=== TEKS SUMBER ===

Contoh berikut menunjukkan cara mengirimkan file lokal. API yang kompatibel dengan OpenAI hanya mendukung encoding Base64. SDK DashScope mendukung encoding Base64 maupun jalur file.

OpenAI compatible

Untuk mengirimkan data terenkripsi Base64, buat Data URL. Untuk petunjuk, lihat Construct a Data URL.

Python

from openai import OpenAI
import os
import base64

# Encoding function: Converts a local file to a Base64 encoded string
def encode_image(image_path):
    with open(image_path, "rb") as image_file:
        return base64.b64encode(image_file.read()).decode("utf-8")

# Replace xxx/eagle.png with the absolute path of your local image
base64_image = encode_image("xxx/eagle.png")

client = OpenAI(
    api_key=os.getenv('DASHSCOPE_API_KEY'),
    base_url="https://dashscope.aliyuncs.com/compatible-mode/v1",
)
completion = client.chat.completions.create(
    model="kimi-k2.5",
    messages=[
        {
            "role": "user",
            "content": [
                {
                    "type": "image_url",
                    "image_url": {"url": f"data:image/png;base64,{base64_image}"}, 
                },
                {"type": "text", "text": "What scene is depicted in the image?"},
            ],
        }
    ],
)
print(completion.choices[0].message.content)


# The following are examples for passing a local video file and an image list

# 【Local video file】Encode the local video as a Data URL and pass it in video_url:
#   def encode_video_to_data_url(video_path):
#       with open(video_path, "rb") as f:
#           return "data:video/mp4;base64," + base64.b64encode(f.read()).decode("utf-8")

#   video_data_url = encode_video_to_data_url("xxx/local.mp4")
#   content = [{"type": "video_url", "video_url": {"url": video_data_url}, "fps": 2}, {"type": "text", "text": "What is the content of this video?"}]

# 【Local image list】Encode multiple local images as Base64 and form a video list:
#   image_data_urls = [f"data:image/jpeg;base64,{encode_image(p)}" for p in ["xxx/f1.jpg", "xxx/f2.jpg", "xxx/f3.jpg", "xxx/f4.jpg"]]
#   content = [{"type": "video", "video": image_data_urls, "fps": 2}, {"type": "text", "text": "Describe the specific process of this video"}]

Node.js

import OpenAI from "openai";
import { readFileSync } from 'fs';

const openai = new OpenAI(
    {
        apiKey: process.env.DASHSCOPE_API_KEY,
        baseURL: "https://dashscope.aliyuncs.com/compatible-mode/v1"
    }
);

const encodeImage = (imagePath) => {
    const imageFile = readFileSync(imagePath);
    return imageFile.toString('base64');
  };
// Replace xxx/eagle.png with the absolute path of your local image
const base64Image = encodeImage("xxx/eagle.png")

=== DATA SUMBER ===

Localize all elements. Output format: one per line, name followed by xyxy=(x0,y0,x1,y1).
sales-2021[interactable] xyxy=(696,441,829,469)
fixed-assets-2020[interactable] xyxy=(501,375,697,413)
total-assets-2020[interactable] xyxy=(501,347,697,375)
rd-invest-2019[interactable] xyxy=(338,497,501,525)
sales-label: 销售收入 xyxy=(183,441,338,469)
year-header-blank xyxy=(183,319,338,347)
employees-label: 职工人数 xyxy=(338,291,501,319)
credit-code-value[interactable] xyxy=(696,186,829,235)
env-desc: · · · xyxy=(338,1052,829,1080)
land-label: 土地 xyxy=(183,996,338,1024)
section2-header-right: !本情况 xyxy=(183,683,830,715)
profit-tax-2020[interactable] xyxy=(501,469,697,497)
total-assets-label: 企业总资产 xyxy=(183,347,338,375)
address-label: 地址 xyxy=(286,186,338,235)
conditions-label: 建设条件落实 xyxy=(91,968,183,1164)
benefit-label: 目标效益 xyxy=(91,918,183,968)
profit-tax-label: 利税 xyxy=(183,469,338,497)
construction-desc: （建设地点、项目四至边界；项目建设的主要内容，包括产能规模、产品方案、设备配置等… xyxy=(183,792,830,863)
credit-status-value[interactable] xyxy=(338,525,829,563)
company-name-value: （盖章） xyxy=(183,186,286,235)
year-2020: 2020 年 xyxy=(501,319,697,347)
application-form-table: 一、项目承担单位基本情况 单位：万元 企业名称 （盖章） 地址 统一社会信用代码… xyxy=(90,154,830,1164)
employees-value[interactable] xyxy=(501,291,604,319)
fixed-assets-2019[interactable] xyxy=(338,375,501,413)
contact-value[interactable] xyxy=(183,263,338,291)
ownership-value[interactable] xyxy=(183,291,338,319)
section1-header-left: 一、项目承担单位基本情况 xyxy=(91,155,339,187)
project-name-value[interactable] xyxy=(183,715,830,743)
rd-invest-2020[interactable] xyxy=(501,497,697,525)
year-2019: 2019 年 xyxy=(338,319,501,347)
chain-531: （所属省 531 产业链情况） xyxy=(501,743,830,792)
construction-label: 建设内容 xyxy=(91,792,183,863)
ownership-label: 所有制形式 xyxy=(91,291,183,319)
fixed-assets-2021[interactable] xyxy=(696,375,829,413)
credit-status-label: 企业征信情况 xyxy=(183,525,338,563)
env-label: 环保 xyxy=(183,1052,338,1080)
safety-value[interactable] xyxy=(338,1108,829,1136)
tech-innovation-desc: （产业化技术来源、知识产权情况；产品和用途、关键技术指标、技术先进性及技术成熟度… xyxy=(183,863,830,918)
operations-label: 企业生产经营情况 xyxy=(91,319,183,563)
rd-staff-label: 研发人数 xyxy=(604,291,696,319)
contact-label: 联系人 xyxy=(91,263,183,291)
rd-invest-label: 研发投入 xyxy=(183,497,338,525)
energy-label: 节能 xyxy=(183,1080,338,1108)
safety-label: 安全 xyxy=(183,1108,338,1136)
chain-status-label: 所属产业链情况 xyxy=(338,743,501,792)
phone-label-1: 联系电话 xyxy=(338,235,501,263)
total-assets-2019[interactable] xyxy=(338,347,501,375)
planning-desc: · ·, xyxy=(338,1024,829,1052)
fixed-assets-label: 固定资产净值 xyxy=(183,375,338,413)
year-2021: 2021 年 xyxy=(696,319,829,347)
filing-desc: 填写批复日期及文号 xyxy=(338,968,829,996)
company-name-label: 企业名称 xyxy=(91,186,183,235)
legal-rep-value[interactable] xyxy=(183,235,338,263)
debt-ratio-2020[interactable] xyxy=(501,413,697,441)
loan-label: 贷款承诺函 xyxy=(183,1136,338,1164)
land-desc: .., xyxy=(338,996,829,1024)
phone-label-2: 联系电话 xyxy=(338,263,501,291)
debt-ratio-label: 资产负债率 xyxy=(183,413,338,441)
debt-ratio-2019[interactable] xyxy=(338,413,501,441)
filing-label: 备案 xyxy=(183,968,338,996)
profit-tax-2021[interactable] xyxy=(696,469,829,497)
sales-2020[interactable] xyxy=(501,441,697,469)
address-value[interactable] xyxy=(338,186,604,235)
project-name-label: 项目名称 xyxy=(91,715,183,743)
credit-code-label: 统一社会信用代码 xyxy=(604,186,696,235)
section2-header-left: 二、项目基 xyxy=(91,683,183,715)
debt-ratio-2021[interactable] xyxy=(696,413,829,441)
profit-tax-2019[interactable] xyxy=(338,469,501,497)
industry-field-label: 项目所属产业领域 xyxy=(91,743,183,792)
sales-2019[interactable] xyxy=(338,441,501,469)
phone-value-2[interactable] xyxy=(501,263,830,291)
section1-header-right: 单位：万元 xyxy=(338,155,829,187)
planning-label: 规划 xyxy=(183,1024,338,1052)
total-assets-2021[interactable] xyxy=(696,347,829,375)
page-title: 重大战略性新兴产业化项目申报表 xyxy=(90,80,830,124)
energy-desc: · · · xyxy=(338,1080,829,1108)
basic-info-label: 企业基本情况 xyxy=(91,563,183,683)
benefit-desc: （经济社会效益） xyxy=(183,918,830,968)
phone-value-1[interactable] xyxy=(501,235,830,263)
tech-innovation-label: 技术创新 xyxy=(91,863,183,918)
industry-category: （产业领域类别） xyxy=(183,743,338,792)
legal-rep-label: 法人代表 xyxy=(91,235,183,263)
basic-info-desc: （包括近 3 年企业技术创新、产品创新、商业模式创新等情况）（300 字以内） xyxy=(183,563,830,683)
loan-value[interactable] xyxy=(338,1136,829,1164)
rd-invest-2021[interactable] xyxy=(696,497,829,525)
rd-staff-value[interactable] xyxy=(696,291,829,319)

===

## TUGAS A
Nilailah kesesuaian setiap pernyataan di bawah ini dengan teks tentang pengiriman file lokal. Jawab ya atau tidak, disertai kutipan persis kata-kata dari teks yang menentukan jawaban itu. (i) API yang kompatibel dengan OpenAI mendukung encoding Base64 maupun jalur file. (ii) SDK DashScope dapat menerima jalur file. (iii) Contoh Python memakai model kimi-k2.5.
## TUGAS B
Tolong lanjutkan teks tentang pengiriman file lokal, dimulai tepat setelah baris terakhir yang tercantum.

## JAWABAN TUGAS A
(i) Tidak: "API yang kompatibel dengan OpenAI hanya mendukung encoding Base64."
(ii) Ya: "SDK DashScope mendukung encoding Base64 maupun jalur file."
(iii) Ya: model="kimi-k2.5"

## JAWABAN TUGAS B
async function main() {
    const completion = await openai.chat.completions.create({
        model: "kimi-k2.5", 
        messages: [
            {"role": "user",
             "content": [{"type": "image_url",
                        "image_url": {"url": `data:image/png;base64,${base64Image}`},},
                        {"type": "text", "text": "What scene is depicted in the image?"}]}]
    });
    console.log(completion.choices[0].message.content);
}

main();

# The following are examples for passing a local video file and an image list

# 【Local video file】Encode the local video as a Data URL and pass it in video_url:
#   const encodeVideoToDataUrl = (videoPath) => "data:video/mp4;base64," + readFileSync(videoPath).toString("base64");
#   const videoDataUrl = encodeVideoToDataUrl("xxx/local.mp4");
#   content: [{ type: "video_url", video_url: { url: videoDataUrl }, fps: 2 }, { type: "text", text: "What is the content of this video?" }]

# 【Local image list】Encode multiple local images as Base64 and form a video list:
#   const imageDataUrls = ["xxx/f1.jpg","xxx/f2.jpg","xxx/f3.jpg","xxx/f4.jpg"].map(p => `data:image/jpeg;base64,${encodeImage(p)}`);
#   content: [{ type: "video", video: imageDataUrls, fps: 2 }, { type: "text", text: "Describe the specific process of this video" }]

#   messages: [{"role": "user", "content": content}] 
#   Then call openai.chat.completions.create(model: "kimi-k2.5", messages: messages)

DashScope

Metode encoding Base64

Untuk menggunakan encoding Base64, buat Data URL. Untuk petunjuk, lihat Construct a Data URL.

Python

import base64
import os
import dashscope 
from dashscope import MultiModalConversation

dashscope.base_http_api_url = "https://dashscope.aliyuncs.com/api/v1"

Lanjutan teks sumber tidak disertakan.